▸ Exercise aim:
Each entry in the listing below should be restated word for word.

▸ Data records:
━━━━━━━━━━━━━━━━━━━━━━━━━━━━━━

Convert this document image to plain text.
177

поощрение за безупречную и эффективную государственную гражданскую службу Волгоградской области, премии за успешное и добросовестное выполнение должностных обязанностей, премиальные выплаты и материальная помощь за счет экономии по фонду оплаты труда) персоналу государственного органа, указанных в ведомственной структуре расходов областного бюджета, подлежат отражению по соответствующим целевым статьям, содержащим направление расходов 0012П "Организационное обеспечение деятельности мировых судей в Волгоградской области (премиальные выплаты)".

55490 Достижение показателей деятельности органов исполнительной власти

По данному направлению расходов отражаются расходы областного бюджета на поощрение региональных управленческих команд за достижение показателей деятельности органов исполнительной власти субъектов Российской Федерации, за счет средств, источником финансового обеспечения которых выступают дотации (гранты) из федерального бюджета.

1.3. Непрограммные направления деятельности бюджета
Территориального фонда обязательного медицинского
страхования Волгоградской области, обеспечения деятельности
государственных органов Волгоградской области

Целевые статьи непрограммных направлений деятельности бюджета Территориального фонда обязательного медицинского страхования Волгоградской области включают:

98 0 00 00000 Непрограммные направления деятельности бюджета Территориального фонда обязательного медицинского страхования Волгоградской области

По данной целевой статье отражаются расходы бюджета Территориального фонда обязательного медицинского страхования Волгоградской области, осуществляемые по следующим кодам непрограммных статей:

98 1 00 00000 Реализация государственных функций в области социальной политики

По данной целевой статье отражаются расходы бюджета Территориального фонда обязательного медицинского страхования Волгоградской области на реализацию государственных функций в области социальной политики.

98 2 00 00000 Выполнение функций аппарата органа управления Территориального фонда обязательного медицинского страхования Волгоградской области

━━━━━━━━━━━━━━━━━━━━━━━━━━━━━━

▸ Task answer:
Convert this document image to plain text.
177

поощрение за безупречную и эффективную государственную гражданскую службу Волгоградской области, премии за успешное и добросовестное выполнение должностных обязанностей, премиальные выплаты и материальная помощь за счет экономии по фонду оплаты труда) персоналу государственного органа, указанных в ведомственной структуре расходов областного бюджета, подлежат отражению по соответствующим целевым статьям, содержащим направление расходов 0012П "Организационное обеспечение деятельности мировых судей в Волгоградской области (премиальные выплаты)".

55490 Достижение показателей деятельности органов исполнительной власти

По данному направлению расходов отражаются расходы областного бюджета на поощрение региональных управленческих команд за достижение показателей деятельности органов исполнительной власти субъектов Российской Федерации, за счет средств, источником финансового обеспечения которых выступают дотации (гранты) из федерального бюджета.

1.3. Непрограммные направления деятельности бюджета
Территориального фонда обязательного медицинского
страхования Волгоградской области, обеспечения деятельности
государственных органов Волгоградской области

Целевые статьи непрограммных направлений деятельности бюджета Территориального фонда обязательного медицинского страхования Волгоградской области включают:

98 0 00 00000 Непрограммные направления деятельности бюджета Территориального фонда обязательного медицинского страхования Волгоградской области

По данной целевой статье отражаются расходы бюджета Территориального фонда обязательного медицинского страхования Волгоградской области, осуществляемые по следующим кодам непрограммных статей:

98 1 00 00000 Реализация государственных функций в области социальной политики

По данной целевой статье отражаются расходы бюджета Территориального фонда обязательного медицинского страхования Волгоградской области на реализацию государственных функций в области социальной политики.

98 2 00 00000 Выполнение функций аппарата органа управления Территориального фонда обязательного медицинского страхования Волгоградской области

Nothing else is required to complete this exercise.